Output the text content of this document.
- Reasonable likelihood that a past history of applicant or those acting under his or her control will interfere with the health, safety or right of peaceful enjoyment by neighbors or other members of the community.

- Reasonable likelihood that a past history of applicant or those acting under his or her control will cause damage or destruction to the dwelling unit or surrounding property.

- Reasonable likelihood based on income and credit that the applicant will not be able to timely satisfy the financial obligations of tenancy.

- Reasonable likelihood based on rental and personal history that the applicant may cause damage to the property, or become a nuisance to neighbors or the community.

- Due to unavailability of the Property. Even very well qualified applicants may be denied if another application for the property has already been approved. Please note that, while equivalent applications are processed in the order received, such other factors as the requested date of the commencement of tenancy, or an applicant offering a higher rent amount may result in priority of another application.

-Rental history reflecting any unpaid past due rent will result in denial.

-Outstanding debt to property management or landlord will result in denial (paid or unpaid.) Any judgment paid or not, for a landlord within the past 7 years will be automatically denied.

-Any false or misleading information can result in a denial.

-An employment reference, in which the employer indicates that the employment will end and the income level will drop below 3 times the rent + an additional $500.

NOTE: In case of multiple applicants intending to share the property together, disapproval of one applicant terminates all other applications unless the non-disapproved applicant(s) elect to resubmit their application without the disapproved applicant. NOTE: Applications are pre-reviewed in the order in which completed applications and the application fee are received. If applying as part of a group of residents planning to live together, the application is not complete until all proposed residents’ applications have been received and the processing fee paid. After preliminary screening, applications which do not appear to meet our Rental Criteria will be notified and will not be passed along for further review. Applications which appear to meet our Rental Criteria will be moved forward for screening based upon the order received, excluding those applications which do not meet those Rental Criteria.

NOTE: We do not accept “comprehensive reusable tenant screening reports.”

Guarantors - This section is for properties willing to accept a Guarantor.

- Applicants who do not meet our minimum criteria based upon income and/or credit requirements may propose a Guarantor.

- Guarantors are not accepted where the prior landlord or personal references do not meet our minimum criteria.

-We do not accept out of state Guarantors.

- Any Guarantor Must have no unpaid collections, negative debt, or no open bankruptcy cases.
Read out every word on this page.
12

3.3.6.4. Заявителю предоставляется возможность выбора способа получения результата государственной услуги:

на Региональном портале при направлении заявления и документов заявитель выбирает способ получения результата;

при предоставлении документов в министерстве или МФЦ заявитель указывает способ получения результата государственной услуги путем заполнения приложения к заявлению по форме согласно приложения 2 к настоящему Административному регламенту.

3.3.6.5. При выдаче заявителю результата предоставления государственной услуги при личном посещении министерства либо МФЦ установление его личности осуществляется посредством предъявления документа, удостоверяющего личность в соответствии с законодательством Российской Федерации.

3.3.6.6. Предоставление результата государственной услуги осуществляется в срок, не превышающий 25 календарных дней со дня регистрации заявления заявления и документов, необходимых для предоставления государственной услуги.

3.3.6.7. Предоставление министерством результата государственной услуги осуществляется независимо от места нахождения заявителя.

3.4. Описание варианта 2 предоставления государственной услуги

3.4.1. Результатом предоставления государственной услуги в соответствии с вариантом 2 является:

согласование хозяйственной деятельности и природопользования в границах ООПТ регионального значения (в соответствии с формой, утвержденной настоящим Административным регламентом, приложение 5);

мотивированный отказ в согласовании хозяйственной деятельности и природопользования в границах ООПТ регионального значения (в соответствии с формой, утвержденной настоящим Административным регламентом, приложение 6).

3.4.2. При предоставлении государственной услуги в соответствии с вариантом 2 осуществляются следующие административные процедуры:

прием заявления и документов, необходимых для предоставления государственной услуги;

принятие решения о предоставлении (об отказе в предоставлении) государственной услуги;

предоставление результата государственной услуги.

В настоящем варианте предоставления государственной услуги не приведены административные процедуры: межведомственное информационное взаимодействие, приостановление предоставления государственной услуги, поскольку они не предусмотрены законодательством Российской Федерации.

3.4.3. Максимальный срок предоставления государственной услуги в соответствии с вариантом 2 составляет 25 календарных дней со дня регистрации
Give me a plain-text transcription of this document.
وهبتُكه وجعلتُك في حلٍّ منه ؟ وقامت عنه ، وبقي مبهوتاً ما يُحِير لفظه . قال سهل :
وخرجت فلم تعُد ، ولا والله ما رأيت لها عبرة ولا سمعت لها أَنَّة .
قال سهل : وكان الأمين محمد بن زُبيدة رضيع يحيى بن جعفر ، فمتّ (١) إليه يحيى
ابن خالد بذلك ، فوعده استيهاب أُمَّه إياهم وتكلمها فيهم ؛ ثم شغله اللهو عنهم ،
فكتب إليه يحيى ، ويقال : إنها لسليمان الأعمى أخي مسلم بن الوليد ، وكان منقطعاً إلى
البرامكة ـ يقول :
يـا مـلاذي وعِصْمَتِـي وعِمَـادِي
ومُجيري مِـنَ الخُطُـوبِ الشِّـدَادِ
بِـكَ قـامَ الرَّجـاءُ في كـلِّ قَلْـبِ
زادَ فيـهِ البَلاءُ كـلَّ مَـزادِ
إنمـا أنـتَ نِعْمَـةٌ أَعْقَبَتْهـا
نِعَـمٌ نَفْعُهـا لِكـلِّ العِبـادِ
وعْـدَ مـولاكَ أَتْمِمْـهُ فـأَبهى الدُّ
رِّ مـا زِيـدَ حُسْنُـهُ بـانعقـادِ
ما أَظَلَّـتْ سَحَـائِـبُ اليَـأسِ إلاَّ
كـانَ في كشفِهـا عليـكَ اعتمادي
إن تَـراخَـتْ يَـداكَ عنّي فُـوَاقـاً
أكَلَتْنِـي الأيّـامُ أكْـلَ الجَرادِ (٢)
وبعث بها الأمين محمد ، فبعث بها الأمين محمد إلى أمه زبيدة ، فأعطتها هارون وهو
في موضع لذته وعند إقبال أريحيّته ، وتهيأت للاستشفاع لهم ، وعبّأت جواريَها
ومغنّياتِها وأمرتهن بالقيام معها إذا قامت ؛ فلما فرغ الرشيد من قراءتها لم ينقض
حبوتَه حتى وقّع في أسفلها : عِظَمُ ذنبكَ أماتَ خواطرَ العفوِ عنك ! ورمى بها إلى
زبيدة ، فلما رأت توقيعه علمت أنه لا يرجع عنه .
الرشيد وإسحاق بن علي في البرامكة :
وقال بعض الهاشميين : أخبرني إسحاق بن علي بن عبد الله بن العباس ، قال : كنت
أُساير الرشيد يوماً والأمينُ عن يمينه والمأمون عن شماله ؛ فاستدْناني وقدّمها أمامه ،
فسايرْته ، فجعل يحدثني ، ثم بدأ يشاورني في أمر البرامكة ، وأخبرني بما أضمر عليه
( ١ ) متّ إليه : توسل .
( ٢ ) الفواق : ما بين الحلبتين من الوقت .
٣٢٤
# # # # #
→ THE REQUEST: Return each line with "credit".

→ RIGHT ANSWER:
- Reasonable likelihood based on income and credit that the applicant will not be able to timely satisfy the financial obligations of tenancy.
- Applicants who do not meet our minimum criteria based upon income and/or credit requirements may propose a Guarantor.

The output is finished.